[Data records]
==================================================

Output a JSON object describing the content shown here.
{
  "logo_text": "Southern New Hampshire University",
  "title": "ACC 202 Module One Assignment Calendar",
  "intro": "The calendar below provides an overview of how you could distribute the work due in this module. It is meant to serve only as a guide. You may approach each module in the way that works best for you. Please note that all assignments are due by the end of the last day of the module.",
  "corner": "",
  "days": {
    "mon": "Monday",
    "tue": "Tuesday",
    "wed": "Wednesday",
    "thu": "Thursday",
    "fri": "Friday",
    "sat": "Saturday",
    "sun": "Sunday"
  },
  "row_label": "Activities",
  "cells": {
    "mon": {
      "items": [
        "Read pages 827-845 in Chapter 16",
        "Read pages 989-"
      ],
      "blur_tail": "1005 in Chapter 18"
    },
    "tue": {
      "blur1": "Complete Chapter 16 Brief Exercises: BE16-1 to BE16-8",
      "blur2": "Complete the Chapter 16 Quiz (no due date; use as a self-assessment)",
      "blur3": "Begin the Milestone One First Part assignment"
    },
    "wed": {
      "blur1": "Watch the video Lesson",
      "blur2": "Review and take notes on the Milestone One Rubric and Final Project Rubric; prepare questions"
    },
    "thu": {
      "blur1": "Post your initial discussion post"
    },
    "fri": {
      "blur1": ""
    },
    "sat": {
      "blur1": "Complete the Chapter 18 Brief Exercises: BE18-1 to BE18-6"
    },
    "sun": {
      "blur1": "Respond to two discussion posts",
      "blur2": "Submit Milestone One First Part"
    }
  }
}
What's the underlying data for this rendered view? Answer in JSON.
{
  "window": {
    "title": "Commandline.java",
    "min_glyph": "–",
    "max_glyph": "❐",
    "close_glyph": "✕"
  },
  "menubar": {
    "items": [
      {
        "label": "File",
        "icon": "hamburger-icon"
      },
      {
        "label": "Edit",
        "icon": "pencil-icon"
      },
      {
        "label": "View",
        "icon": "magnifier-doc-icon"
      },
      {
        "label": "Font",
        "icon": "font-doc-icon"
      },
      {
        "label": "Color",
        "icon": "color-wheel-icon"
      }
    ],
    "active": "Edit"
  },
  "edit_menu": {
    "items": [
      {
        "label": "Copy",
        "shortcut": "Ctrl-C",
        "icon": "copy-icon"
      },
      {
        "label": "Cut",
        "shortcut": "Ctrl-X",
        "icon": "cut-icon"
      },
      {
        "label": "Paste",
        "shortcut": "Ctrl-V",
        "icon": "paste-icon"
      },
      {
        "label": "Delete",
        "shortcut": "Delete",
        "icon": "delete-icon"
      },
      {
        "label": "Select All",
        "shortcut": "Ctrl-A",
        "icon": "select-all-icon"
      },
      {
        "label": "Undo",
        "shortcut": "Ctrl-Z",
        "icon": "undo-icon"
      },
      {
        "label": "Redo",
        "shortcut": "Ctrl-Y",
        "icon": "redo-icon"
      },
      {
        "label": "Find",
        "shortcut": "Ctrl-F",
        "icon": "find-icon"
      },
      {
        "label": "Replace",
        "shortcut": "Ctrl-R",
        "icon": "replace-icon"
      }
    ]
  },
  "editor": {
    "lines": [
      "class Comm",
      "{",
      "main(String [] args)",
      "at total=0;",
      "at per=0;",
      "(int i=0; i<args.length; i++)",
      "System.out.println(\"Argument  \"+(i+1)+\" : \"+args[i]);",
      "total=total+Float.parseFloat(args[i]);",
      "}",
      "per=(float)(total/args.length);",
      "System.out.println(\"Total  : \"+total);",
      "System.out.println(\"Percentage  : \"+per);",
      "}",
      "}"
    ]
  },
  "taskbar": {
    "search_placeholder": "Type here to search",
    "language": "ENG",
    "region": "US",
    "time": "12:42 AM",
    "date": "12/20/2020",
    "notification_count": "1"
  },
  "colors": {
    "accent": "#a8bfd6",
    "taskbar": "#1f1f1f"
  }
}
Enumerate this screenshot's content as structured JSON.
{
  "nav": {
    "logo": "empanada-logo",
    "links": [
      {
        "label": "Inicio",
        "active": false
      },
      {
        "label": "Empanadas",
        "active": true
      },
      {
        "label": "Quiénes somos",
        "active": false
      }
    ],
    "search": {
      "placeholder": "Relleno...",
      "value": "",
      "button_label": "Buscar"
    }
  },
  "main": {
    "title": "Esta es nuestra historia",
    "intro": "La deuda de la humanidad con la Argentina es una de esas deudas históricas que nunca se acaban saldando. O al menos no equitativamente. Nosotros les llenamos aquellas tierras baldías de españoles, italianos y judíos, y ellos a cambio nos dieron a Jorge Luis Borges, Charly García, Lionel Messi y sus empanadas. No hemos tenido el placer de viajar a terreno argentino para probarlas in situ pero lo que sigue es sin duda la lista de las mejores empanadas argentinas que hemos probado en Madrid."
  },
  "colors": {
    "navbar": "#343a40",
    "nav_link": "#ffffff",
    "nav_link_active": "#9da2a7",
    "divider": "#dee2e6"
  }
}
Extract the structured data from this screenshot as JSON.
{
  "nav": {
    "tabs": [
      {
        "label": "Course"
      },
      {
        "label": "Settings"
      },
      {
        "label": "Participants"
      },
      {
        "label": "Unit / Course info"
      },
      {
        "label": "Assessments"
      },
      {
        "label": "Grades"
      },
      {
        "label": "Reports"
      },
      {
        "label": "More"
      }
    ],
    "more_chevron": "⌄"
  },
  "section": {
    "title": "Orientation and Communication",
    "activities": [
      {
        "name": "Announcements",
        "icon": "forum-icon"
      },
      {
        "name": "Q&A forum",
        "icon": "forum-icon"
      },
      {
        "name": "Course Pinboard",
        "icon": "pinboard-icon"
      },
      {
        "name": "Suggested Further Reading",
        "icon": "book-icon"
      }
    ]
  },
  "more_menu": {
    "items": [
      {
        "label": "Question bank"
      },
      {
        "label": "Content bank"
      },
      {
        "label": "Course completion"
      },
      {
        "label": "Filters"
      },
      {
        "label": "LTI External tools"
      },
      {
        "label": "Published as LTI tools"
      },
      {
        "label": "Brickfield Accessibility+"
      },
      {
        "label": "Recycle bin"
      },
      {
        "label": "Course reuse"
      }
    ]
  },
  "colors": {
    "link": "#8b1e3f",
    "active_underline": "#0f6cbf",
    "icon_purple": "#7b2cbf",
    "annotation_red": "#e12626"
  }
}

==================================================

> _Challenge_:
Each line holding "screenshot" must be found and copied.

> _Full answer_:
Enumerate this screenshot's content as structured JSON.
Extract the structured data from this screenshot as JSON.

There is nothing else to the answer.